GIVEN PROBLEM: Present the lines of each entry below as a numbered list, leaving out any blank lines.

RECORD SET:
□ □ □ □ □ □ □

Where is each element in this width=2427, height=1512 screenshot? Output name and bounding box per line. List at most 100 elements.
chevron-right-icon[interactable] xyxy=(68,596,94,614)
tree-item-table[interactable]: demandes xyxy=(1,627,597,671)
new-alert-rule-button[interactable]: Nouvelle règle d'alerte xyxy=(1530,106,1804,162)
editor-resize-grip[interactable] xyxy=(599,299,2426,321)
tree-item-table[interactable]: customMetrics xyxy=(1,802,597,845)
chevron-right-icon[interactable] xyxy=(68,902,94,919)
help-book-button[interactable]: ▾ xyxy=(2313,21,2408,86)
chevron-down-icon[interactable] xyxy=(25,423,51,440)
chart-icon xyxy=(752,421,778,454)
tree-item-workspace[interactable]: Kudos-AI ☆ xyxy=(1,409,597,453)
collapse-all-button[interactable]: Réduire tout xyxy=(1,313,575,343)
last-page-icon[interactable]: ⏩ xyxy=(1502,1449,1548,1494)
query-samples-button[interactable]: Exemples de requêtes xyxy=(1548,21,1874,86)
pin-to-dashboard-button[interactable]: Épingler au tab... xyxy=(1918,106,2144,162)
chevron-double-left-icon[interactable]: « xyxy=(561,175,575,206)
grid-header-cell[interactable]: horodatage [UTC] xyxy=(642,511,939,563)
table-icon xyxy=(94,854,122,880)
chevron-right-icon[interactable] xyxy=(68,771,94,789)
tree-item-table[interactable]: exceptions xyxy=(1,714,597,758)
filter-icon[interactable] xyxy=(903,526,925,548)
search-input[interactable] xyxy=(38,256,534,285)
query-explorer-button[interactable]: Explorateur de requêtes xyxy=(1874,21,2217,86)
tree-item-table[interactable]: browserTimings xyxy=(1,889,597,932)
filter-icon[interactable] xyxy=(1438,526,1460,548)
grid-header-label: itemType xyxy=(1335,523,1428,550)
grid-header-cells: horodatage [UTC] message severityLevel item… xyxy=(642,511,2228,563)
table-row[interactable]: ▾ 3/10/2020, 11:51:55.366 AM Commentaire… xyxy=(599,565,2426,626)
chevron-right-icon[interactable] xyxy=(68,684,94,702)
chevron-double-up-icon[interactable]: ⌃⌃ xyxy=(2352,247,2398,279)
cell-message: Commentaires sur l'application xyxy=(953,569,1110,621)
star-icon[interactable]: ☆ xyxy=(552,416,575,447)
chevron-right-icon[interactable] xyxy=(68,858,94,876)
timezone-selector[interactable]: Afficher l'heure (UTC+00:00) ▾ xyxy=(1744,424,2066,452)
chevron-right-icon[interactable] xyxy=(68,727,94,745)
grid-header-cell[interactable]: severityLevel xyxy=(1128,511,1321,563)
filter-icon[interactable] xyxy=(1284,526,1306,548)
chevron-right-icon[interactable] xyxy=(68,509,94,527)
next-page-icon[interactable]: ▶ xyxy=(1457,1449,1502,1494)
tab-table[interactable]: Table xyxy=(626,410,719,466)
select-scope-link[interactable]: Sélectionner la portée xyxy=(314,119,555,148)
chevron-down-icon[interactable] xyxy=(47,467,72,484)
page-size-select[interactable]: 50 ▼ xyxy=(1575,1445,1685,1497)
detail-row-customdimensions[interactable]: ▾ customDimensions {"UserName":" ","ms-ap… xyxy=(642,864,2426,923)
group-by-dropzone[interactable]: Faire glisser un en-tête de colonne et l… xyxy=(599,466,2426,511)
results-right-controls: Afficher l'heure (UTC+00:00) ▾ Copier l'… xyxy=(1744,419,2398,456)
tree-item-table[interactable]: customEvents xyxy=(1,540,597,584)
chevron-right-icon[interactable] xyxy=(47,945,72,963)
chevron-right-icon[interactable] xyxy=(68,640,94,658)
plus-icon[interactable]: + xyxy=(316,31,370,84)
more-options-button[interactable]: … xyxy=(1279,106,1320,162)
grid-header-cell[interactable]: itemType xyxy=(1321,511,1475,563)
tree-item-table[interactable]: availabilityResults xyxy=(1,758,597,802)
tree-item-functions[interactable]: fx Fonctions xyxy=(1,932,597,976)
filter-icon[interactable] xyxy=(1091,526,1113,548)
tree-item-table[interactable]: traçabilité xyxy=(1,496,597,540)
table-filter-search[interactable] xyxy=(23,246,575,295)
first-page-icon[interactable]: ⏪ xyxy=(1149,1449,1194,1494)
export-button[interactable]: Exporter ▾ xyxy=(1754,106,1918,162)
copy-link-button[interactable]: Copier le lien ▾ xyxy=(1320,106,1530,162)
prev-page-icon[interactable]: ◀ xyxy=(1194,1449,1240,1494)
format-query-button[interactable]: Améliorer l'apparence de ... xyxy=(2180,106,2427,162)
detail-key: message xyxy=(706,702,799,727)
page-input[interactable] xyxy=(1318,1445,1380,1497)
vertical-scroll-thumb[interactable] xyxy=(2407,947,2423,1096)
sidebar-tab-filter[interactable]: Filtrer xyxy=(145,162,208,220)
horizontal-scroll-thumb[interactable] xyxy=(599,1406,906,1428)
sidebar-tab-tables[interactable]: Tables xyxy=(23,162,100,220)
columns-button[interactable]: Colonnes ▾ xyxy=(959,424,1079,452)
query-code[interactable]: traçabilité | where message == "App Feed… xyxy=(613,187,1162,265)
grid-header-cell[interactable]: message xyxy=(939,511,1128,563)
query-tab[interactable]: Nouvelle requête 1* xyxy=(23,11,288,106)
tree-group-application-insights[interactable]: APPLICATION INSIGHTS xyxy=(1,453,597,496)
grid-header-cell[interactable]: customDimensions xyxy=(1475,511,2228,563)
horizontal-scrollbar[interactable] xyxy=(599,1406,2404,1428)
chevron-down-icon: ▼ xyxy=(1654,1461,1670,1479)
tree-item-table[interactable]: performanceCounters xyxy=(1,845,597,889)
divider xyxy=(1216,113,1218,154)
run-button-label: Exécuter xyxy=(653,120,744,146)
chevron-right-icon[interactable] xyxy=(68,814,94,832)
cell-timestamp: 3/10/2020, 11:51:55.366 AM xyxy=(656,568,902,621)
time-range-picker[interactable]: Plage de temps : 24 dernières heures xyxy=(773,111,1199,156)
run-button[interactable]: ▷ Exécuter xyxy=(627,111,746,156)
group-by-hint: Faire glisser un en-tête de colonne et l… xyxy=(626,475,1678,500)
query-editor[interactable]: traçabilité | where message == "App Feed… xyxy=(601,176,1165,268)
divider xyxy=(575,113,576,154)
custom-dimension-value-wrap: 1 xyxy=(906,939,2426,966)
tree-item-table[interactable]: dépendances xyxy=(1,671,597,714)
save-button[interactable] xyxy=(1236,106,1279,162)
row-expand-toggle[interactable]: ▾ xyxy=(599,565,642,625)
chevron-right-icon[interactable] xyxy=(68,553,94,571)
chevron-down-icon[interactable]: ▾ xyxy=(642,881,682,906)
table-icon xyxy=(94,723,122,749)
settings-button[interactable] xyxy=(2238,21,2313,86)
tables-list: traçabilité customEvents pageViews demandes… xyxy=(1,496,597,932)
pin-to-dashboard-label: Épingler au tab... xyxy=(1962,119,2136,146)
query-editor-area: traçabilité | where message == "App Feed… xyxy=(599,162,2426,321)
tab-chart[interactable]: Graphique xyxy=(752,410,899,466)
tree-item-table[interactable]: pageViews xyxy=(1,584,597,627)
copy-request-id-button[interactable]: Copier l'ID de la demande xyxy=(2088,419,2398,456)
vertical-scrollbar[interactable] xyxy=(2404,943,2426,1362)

□ □ □ □ □ □ □

RIGHT ANSWER:
1. Where is each element in this width=2427, height=1512 screenshot? Output name and bounding box per line. List at most 100 elements.
2. chevron-right-icon[interactable] xyxy=(68,596,94,614)
3. tree-item-table[interactable]: demandes xyxy=(1,627,597,671)
4. new-alert-rule-button[interactable]: Nouvelle règle d'alerte xyxy=(1530,106,1804,162)
5. editor-resize-grip[interactable] xyxy=(599,299,2426,321)
6. tree-item-table[interactable]: customMetrics xyxy=(1,802,597,845)
7. chevron-right-icon[interactable] xyxy=(68,902,94,919)
8. help-book-button[interactable]: ▾ xyxy=(2313,21,2408,86)
9. chevron-down-icon[interactable] xyxy=(25,423,51,440)
10. chart-icon xyxy=(752,421,778,454)
11. tree-item-workspace[interactable]: Kudos-AI ☆ xyxy=(1,409,597,453)
12. collapse-all-button[interactable]: Réduire tout xyxy=(1,313,575,343)
13. last-page-icon[interactable]: ⏩ xyxy=(1502,1449,1548,1494)
14. query-samples-button[interactable]: Exemples de requêtes xyxy=(1548,21,1874,86)
15. pin-to-dashboard-button[interactable]: Épingler au tab... xyxy=(1918,106,2144,162)
16. chevron-double-left-icon[interactable]: « xyxy=(561,175,575,206)
17. grid-header-cell[interactable]: horodatage [UTC] xyxy=(642,511,939,563)
18. table-icon xyxy=(94,854,122,880)
19. chevron-right-icon[interactable] xyxy=(68,771,94,789)
20. tree-item-table[interactable]: exceptions xyxy=(1,714,597,758)
21. filter-icon[interactable] xyxy=(903,526,925,548)
22. search-input[interactable] xyxy=(38,256,534,285)
23. query-explorer-button[interactable]: Explorateur de requêtes xyxy=(1874,21,2217,86)
24. tree-item-table[interactable]: browserTimings xyxy=(1,889,597,932)
25. filter-icon[interactable] xyxy=(1438,526,1460,548)
26. grid-header-label: itemType xyxy=(1335,523,1428,550)
27. grid-header-cells: horodatage [UTC] message severityLevel item… xyxy=(642,511,2228,563)
28. table-row[interactable]: ▾ 3/10/2020, 11:51:55.366 AM Commentaire… xyxy=(599,565,2426,626)
29. chevron-right-icon[interactable] xyxy=(68,684,94,702)
30. chevron-double-up-icon[interactable]: ⌃⌃ xyxy=(2352,247,2398,279)
31. cell-message: Commentaires sur l'application xyxy=(953,569,1110,621)
32. star-icon[interactable]: ☆ xyxy=(552,416,575,447)
33. chevron-right-icon[interactable] xyxy=(68,858,94,876)
34. timezone-selector[interactable]: Afficher l'heure (UTC+00:00) ▾ xyxy=(1744,424,2066,452)
35. chevron-right-icon[interactable] xyxy=(68,727,94,745)
36. grid-header-cell[interactable]: severityLevel xyxy=(1128,511,1321,563)
37. filter-icon[interactable] xyxy=(1284,526,1306,548)
38. chevron-right-icon[interactable] xyxy=(68,509,94,527)
39. next-page-icon[interactable]: ▶ xyxy=(1457,1449,1502,1494)
40. tab-table[interactable]: Table xyxy=(626,410,719,466)
41. select-scope-link[interactable]: Sélectionner la portée xyxy=(314,119,555,148)
42. chevron-down-icon[interactable] xyxy=(47,467,72,484)
43. page-size-select[interactable]: 50 ▼ xyxy=(1575,1445,1685,1497)
44. detail-row-customdimensions[interactable]: ▾ customDimensions {"UserName":" ","ms-ap… xyxy=(642,864,2426,923)
45. group-by-dropzone[interactable]: Faire glisser un en-tête de colonne et l… xyxy=(599,466,2426,511)
46. results-right-controls: Afficher l'heure (UTC+00:00) ▾ Copier l'… xyxy=(1744,419,2398,456)
47. tree-item-table[interactable]: customEvents xyxy=(1,540,597,584)
48. chevron-right-icon[interactable] xyxy=(47,945,72,963)
49. chevron-right-icon[interactable] xyxy=(68,640,94,658)
50. plus-icon[interactable]: + xyxy=(316,31,370,84)
51. more-options-button[interactable]: … xyxy=(1279,106,1320,162)
52. grid-header-cell[interactable]: itemType xyxy=(1321,511,1475,563)
53. tree-item-table[interactable]: availabilityResults xyxy=(1,758,597,802)
54. tree-item-functions[interactable]: fx Fonctions xyxy=(1,932,597,976)
55. filter-icon[interactable] xyxy=(1091,526,1113,548)
56. tree-item-table[interactable]: traçabilité xyxy=(1,496,597,540)
57. table-filter-search[interactable] xyxy=(23,246,575,295)
58. first-page-icon[interactable]: ⏪ xyxy=(1149,1449,1194,1494)
59. export-button[interactable]: Exporter ▾ xyxy=(1754,106,1918,162)
60. copy-link-button[interactable]: Copier le lien ▾ xyxy=(1320,106,1530,162)
61. prev-page-icon[interactable]: ◀ xyxy=(1194,1449,1240,1494)
62. format-query-button[interactable]: Améliorer l'apparence de ... xyxy=(2180,106,2427,162)
63. detail-key: message xyxy=(706,702,799,727)
64. page-input[interactable] xyxy=(1318,1445,1380,1497)
65. vertical-scroll-thumb[interactable] xyxy=(2407,947,2423,1096)
66. sidebar-tab-filter[interactable]: Filtrer xyxy=(145,162,208,220)
67. horizontal-scroll-thumb[interactable] xyxy=(599,1406,906,1428)
68. sidebar-tab-tables[interactable]: Tables xyxy=(23,162,100,220)
69. columns-button[interactable]: Colonnes ▾ xyxy=(959,424,1079,452)
70. query-code[interactable]: traçabilité | where message == "App Feed… xyxy=(613,187,1162,265)
71. grid-header-cell[interactable]: message xyxy=(939,511,1128,563)
72. query-tab[interactable]: Nouvelle requête 1* xyxy=(23,11,288,106)
73. tree-group-application-insights[interactable]: APPLICATION INSIGHTS xyxy=(1,453,597,496)
74. grid-header-cell[interactable]: customDimensions xyxy=(1475,511,2228,563)
75. horizontal-scrollbar[interactable] xyxy=(599,1406,2404,1428)
76. chevron-down-icon: ▼ xyxy=(1654,1461,1670,1479)
77. tree-item-table[interactable]: performanceCounters xyxy=(1,845,597,889)
78. divider xyxy=(1216,113,1218,154)
79. run-button-label: Exécuter xyxy=(653,120,744,146)
80. chevron-right-icon[interactable] xyxy=(68,814,94,832)
81. cell-timestamp: 3/10/2020, 11:51:55.366 AM xyxy=(656,568,902,621)
82. time-range-picker[interactable]: Plage de temps : 24 dernières heures xyxy=(773,111,1199,156)
83. run-button[interactable]: ▷ Exécuter xyxy=(627,111,746,156)
84. group-by-hint: Faire glisser un en-tête de colonne et l… xyxy=(626,475,1678,500)
85. query-editor[interactable]: traçabilité | where message == "App Feed… xyxy=(601,176,1165,268)
86. divider xyxy=(575,113,576,154)
87. custom-dimension-value-wrap: 1 xyxy=(906,939,2426,966)
88. tree-item-table[interactable]: dépendances xyxy=(1,671,597,714)
89. save-button[interactable] xyxy=(1236,106,1279,162)
90. row-expand-toggle[interactable]: ▾ xyxy=(599,565,642,625)
91. chevron-right-icon[interactable] xyxy=(68,553,94,571)
92. chevron-down-icon[interactable]: ▾ xyxy=(642,881,682,906)
93. table-icon xyxy=(94,723,122,749)
94. settings-button[interactable] xyxy=(2238,21,2313,86)
95. tables-list: traçabilité customEvents pageViews demandes… xyxy=(1,496,597,932)
96. pin-to-dashboard-label: Épingler au tab... xyxy=(1962,119,2136,146)
97. query-editor-area: traçabilité | where message == "App Feed… xyxy=(599,162,2426,321)
98. tab-chart[interactable]: Graphique xyxy=(752,410,899,466)
99. tree-item-table[interactable]: pageViews xyxy=(1,584,597,627)
100. copy-request-id-button[interactable]: Copier l'ID de la demande xyxy=(2088,419,2398,456)
101. vertical-scrollbar[interactable] xyxy=(2404,943,2426,1362)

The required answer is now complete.